▸ Set exercise
Transcribe the lines below exactly, beginning with the line that holds "Transcribe this image's" and ending with the final line, both included. Pictures are to be left out.

▸ Stored data entries
◇ ◇ ◇ ◇ ◇ ◇ ◇
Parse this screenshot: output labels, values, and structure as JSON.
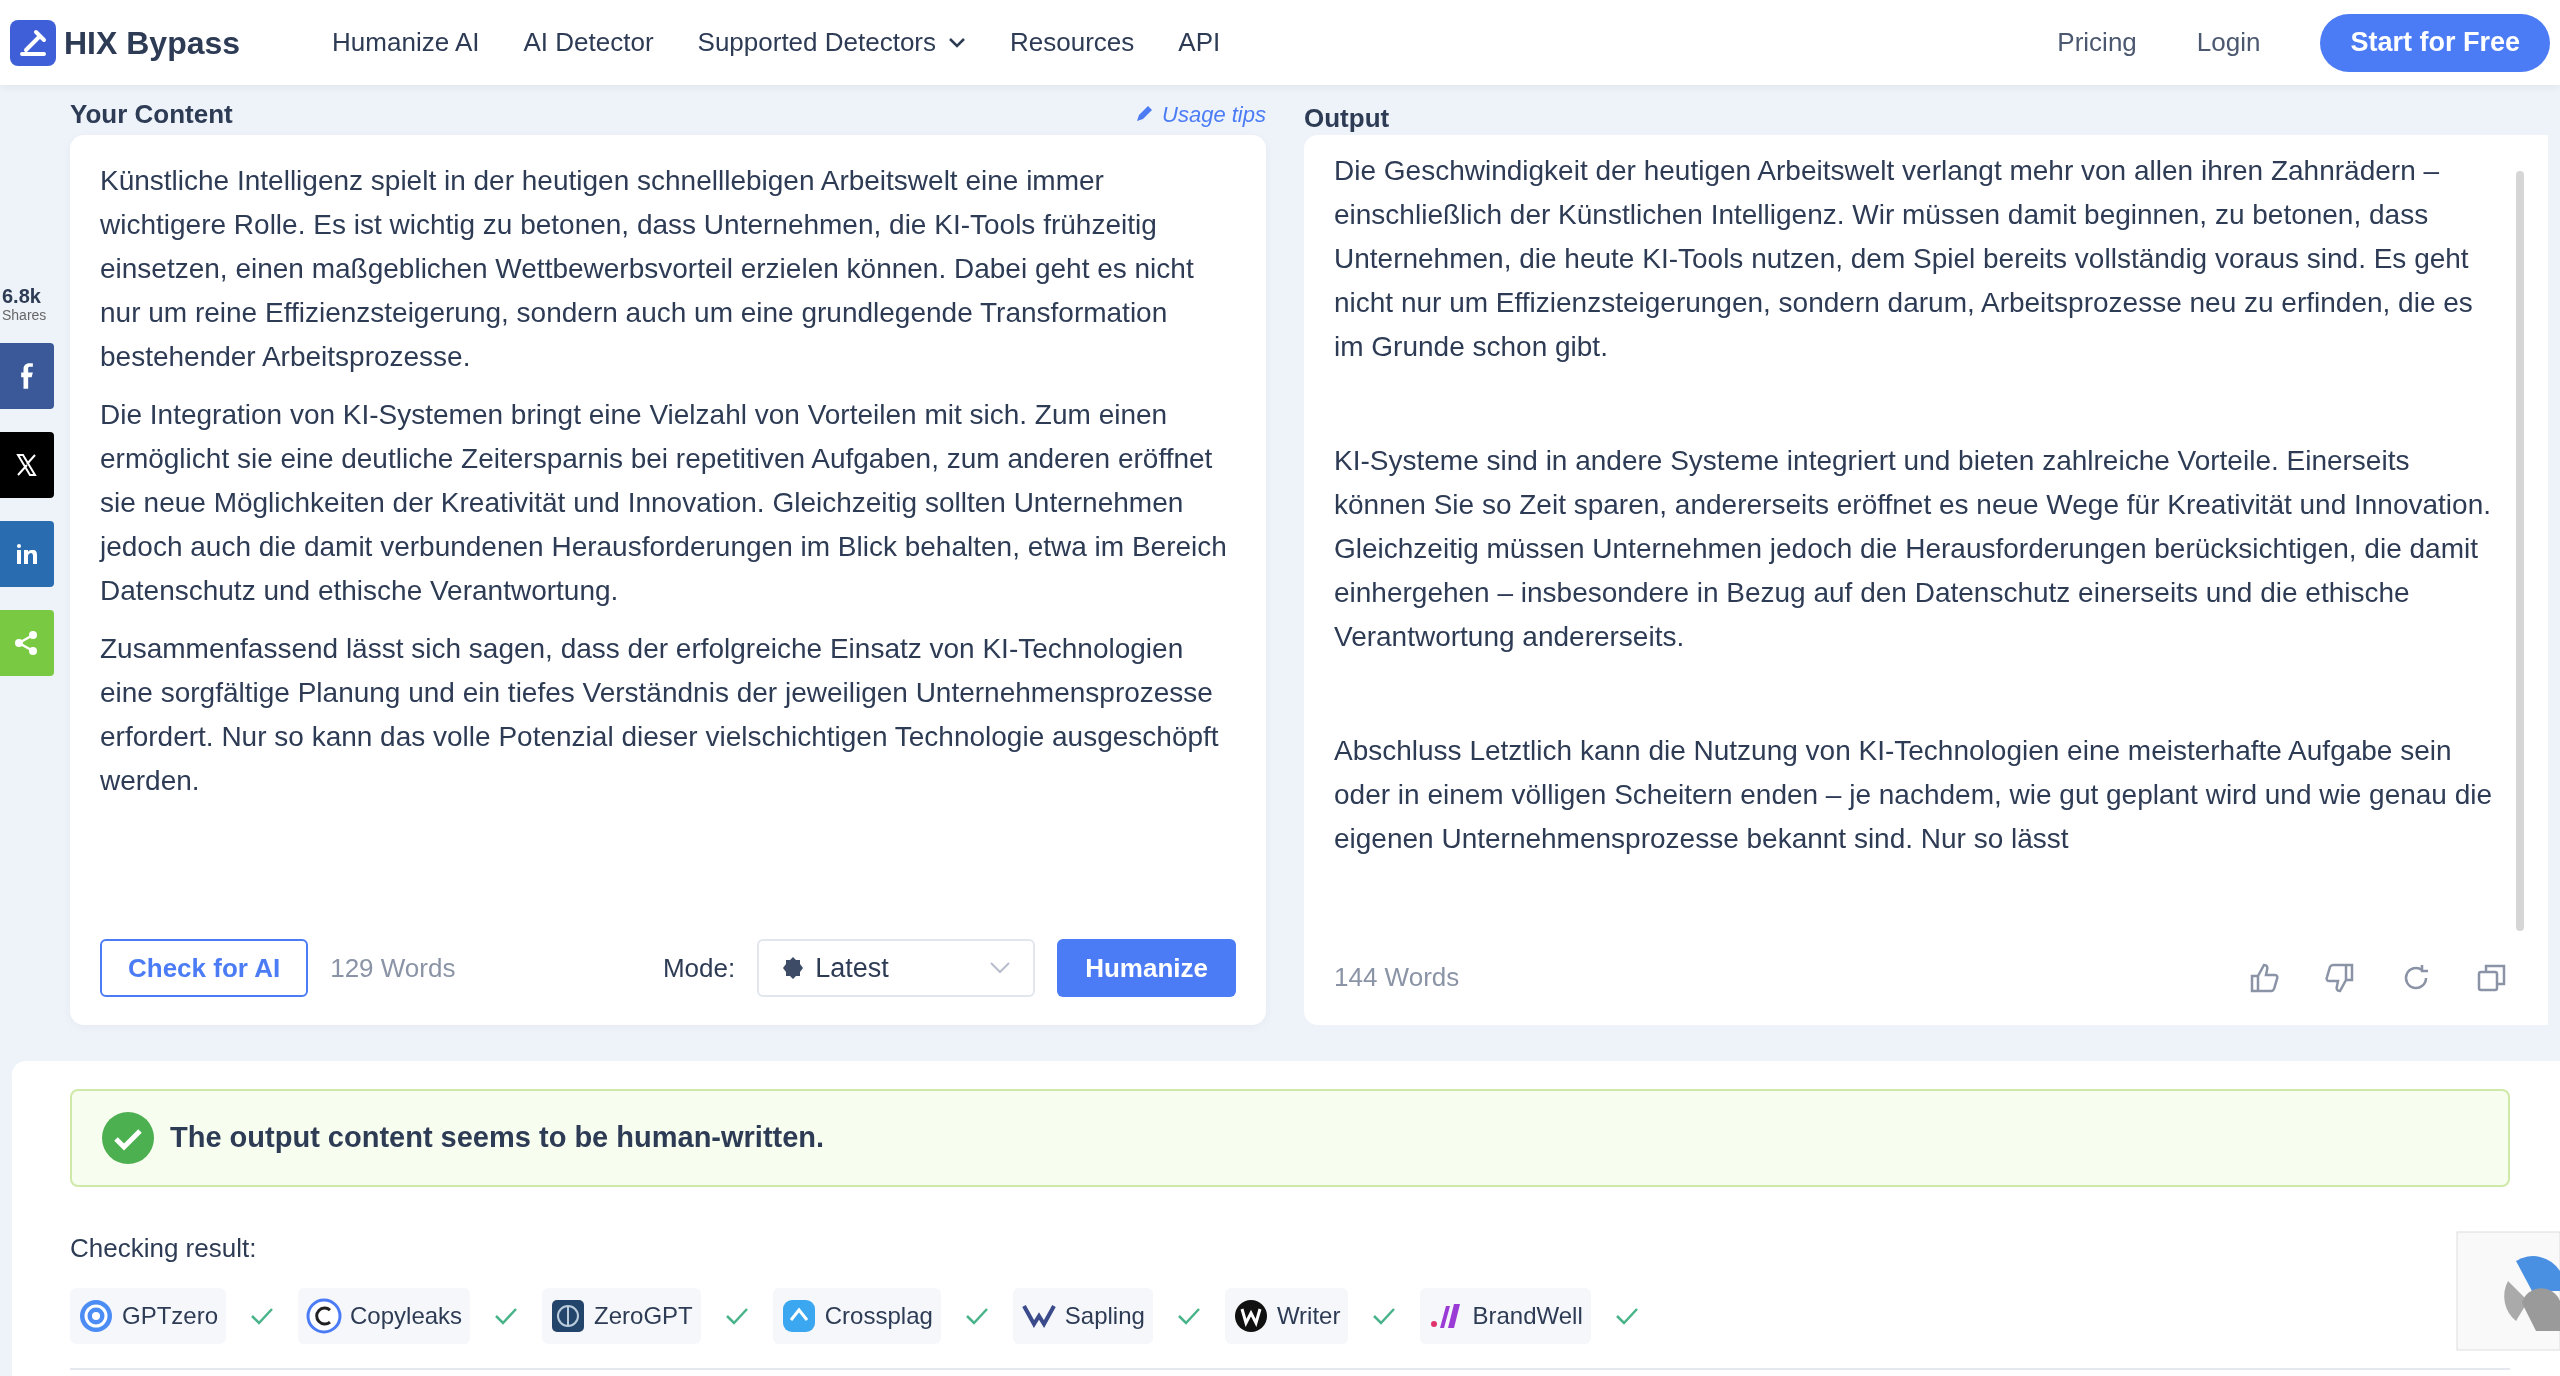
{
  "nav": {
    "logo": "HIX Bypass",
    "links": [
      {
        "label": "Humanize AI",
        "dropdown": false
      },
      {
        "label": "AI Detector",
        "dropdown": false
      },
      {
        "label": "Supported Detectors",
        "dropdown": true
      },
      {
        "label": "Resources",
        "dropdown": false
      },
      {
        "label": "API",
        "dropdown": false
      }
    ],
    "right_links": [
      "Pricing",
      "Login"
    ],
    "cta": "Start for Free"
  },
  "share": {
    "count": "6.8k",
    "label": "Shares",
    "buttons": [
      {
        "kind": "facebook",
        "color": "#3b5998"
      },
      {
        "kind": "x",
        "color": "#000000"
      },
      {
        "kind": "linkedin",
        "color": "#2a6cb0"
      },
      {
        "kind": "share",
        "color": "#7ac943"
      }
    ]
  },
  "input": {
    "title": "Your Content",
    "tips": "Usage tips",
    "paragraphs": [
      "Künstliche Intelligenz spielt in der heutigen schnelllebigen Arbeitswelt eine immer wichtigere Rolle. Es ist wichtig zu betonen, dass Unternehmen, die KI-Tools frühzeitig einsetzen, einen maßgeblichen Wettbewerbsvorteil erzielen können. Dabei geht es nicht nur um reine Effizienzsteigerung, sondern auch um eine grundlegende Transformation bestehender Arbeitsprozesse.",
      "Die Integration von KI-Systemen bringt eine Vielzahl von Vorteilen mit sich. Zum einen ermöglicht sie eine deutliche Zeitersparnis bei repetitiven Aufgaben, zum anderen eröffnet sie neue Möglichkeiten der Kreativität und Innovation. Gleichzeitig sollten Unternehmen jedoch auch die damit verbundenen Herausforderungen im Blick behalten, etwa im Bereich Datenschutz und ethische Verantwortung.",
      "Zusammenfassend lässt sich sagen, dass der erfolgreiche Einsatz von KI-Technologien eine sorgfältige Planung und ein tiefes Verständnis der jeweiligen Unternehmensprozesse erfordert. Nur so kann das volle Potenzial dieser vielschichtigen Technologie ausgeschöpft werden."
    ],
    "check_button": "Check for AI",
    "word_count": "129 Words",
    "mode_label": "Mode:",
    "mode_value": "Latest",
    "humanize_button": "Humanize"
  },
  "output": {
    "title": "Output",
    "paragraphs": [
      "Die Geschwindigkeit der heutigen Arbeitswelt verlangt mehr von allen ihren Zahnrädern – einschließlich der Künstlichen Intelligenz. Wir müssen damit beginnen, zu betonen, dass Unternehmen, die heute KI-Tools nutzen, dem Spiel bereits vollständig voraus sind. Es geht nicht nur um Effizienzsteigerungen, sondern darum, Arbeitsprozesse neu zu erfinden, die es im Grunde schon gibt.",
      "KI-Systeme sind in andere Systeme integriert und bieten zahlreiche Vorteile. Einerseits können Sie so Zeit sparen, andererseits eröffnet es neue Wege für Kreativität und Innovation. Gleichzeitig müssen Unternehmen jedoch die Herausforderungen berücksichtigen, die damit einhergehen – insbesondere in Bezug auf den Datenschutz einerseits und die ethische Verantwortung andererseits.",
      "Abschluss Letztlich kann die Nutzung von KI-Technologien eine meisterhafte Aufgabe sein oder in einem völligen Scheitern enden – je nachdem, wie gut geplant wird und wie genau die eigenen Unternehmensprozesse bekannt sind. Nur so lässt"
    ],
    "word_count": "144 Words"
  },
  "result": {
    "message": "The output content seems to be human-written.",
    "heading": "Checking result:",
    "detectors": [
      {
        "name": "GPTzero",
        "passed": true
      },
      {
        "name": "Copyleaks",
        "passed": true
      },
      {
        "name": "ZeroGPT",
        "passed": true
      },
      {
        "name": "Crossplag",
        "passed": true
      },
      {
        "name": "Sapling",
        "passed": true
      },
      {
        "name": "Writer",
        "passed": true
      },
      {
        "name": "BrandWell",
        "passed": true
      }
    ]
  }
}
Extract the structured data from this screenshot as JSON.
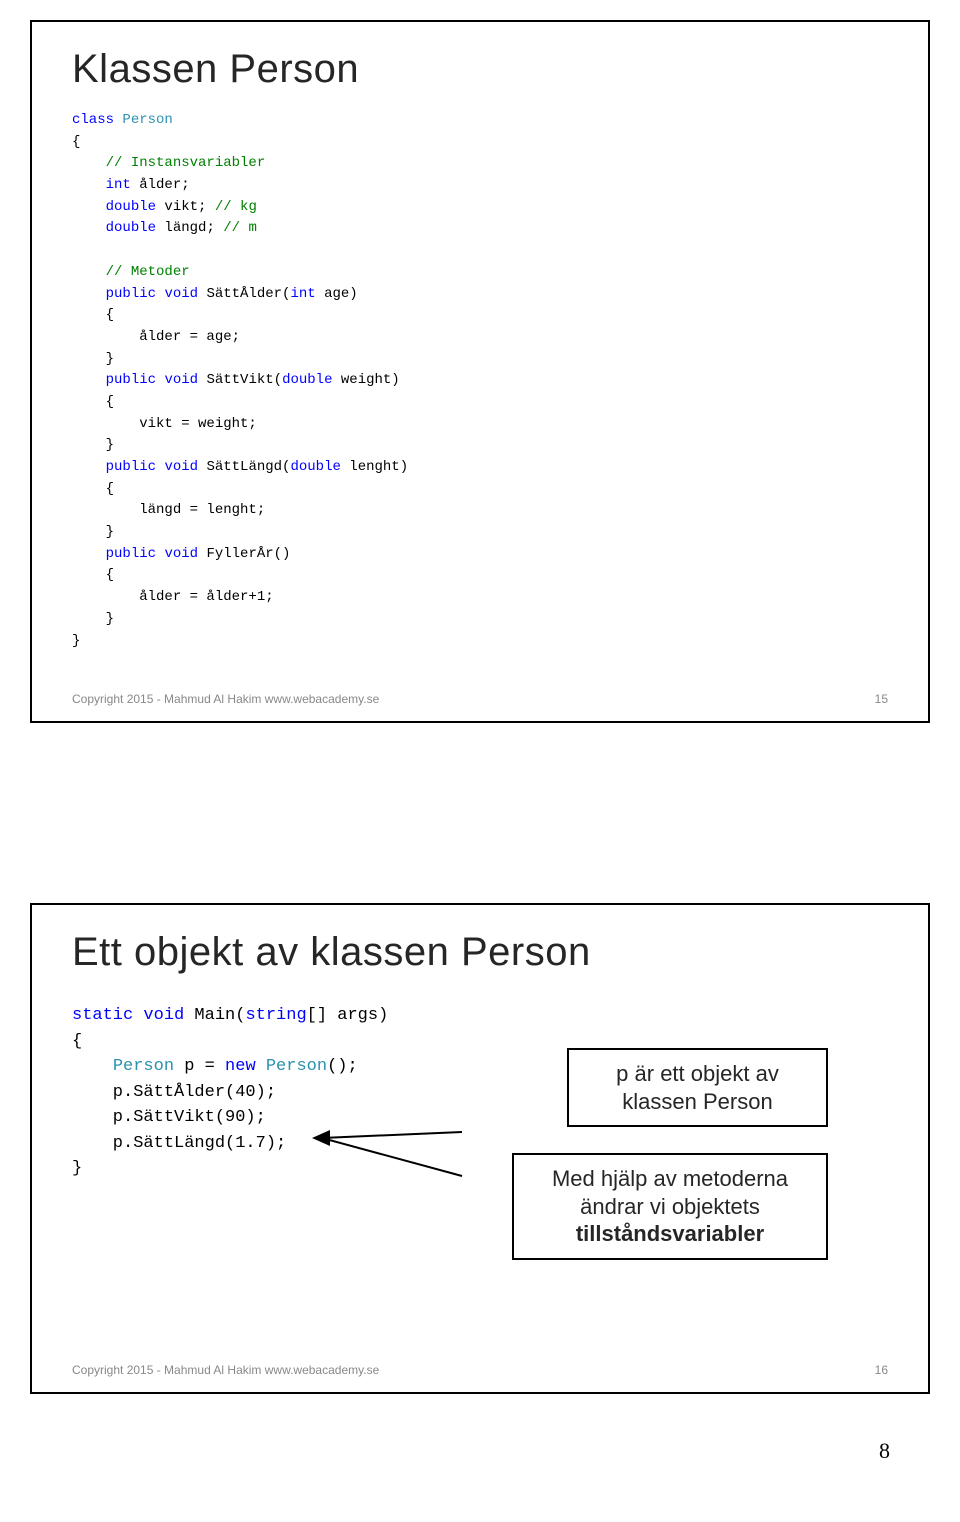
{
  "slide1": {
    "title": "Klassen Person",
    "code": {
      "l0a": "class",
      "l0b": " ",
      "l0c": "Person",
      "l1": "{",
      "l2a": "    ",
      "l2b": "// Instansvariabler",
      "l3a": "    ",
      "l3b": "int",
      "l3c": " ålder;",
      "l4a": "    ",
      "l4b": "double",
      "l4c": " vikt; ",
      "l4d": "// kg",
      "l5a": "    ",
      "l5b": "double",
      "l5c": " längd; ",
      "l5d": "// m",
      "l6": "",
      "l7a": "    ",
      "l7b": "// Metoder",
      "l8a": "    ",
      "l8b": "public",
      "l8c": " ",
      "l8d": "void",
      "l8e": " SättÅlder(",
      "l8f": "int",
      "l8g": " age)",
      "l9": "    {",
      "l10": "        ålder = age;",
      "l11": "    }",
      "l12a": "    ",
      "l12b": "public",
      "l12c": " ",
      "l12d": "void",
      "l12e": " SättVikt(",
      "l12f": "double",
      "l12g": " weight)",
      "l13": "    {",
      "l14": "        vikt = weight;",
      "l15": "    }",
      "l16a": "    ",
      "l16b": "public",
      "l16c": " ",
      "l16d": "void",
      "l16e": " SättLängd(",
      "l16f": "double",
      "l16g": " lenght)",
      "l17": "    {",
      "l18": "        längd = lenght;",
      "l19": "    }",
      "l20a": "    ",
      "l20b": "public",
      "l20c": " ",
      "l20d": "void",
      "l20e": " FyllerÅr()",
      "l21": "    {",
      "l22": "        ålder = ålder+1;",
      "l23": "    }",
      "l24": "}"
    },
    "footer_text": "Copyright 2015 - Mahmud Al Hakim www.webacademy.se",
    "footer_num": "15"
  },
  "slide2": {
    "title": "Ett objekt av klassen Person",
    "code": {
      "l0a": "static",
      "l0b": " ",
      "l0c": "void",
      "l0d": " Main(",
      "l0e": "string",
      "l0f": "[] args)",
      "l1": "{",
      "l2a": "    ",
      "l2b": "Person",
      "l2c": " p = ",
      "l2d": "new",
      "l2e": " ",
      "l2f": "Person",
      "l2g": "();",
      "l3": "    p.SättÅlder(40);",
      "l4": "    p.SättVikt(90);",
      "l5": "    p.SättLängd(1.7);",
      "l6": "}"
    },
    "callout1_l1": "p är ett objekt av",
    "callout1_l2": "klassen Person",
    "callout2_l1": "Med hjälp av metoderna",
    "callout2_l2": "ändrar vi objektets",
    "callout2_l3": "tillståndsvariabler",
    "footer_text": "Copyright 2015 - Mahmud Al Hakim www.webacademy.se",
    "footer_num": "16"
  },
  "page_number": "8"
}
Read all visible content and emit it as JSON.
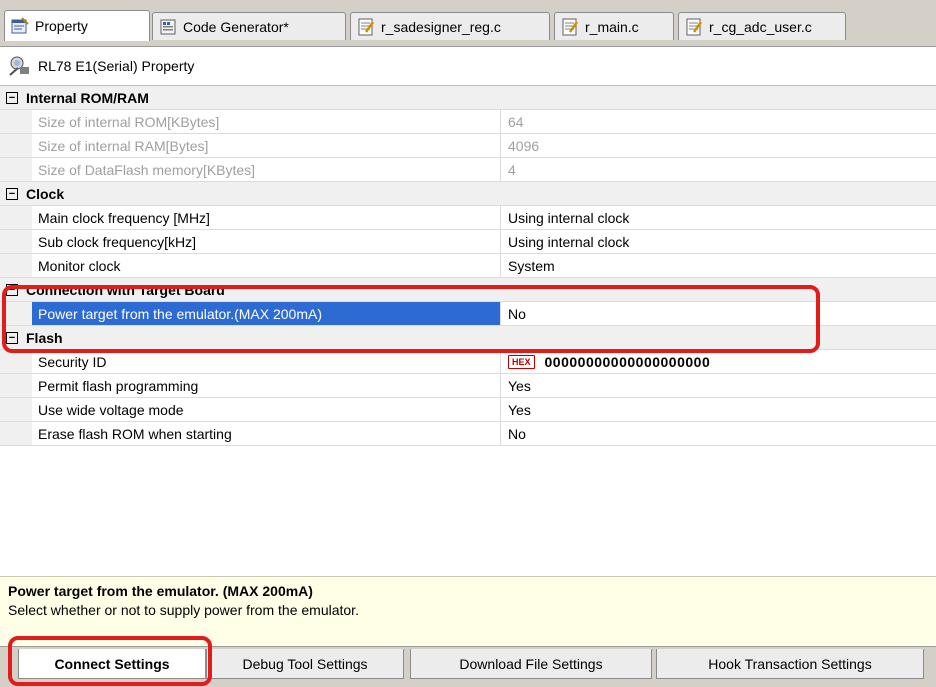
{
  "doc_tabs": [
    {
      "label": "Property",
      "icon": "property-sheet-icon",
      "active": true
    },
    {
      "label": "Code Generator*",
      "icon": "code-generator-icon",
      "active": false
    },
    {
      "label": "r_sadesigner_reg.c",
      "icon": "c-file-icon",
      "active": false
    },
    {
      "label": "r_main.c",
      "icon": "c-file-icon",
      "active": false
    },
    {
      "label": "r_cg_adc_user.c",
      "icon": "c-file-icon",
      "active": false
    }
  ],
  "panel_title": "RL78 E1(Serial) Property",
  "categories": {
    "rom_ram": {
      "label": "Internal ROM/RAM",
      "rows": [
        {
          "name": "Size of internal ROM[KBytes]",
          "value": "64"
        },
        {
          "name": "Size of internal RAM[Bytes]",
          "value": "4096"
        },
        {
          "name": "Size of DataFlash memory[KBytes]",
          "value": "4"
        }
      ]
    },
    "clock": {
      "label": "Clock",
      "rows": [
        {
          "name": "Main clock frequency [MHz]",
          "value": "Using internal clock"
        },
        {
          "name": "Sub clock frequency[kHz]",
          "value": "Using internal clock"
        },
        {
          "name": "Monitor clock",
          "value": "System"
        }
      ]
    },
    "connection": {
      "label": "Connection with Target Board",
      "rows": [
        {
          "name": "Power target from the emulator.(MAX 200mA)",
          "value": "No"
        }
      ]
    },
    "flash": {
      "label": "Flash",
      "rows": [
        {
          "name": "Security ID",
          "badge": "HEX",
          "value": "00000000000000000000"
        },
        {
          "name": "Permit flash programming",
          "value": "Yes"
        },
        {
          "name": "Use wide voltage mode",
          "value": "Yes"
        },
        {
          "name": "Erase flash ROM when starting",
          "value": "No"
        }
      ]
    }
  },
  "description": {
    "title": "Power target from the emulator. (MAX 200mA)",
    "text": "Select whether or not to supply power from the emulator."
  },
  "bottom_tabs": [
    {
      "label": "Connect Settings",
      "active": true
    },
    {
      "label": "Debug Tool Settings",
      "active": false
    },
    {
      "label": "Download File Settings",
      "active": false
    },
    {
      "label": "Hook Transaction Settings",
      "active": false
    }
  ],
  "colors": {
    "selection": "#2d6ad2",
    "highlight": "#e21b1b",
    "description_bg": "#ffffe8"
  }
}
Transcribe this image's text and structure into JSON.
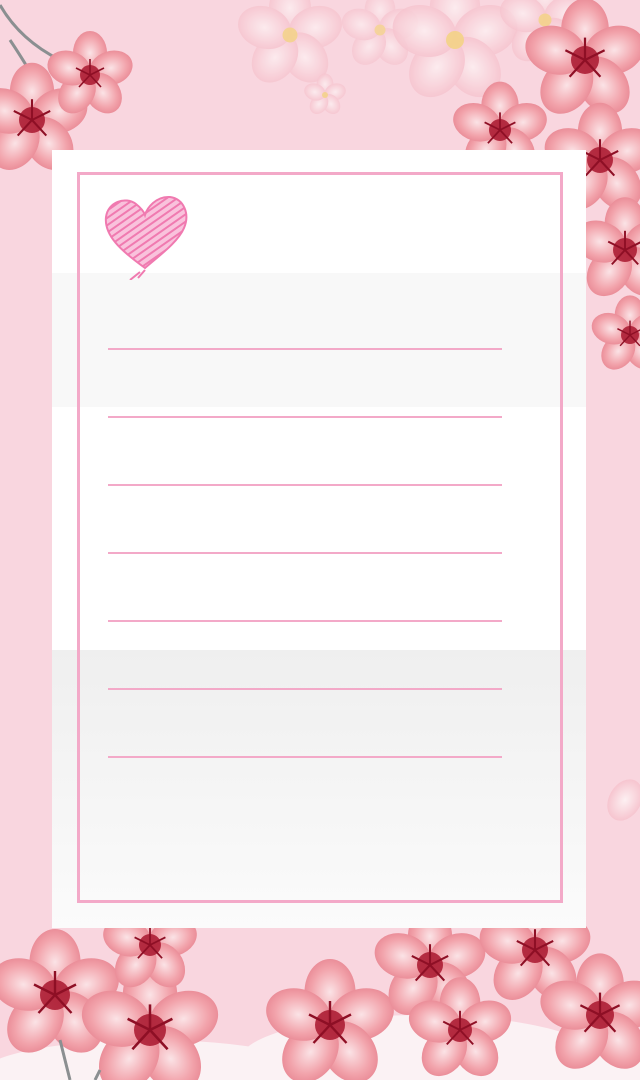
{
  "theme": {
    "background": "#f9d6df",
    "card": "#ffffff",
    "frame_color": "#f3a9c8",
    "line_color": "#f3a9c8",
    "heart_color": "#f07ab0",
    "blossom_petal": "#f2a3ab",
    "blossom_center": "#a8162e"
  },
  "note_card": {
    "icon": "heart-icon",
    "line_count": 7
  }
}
◇ ◇ ◇ ◇ ◇ ◇ ◇
▸ Output for this task
Transcribe this image's text and structure into JSON.
{
  "theme": {
    "background": "#f9d6df",
    "card": "#ffffff",
    "frame_color": "#f3a9c8",
    "line_color": "#f3a9c8",
    "heart_color": "#f07ab0",
    "blossom_petal": "#f2a3ab",
    "blossom_center": "#a8162e"
  },
  "note_card": {
    "icon": "heart-icon",
    "line_count": 7
  }
}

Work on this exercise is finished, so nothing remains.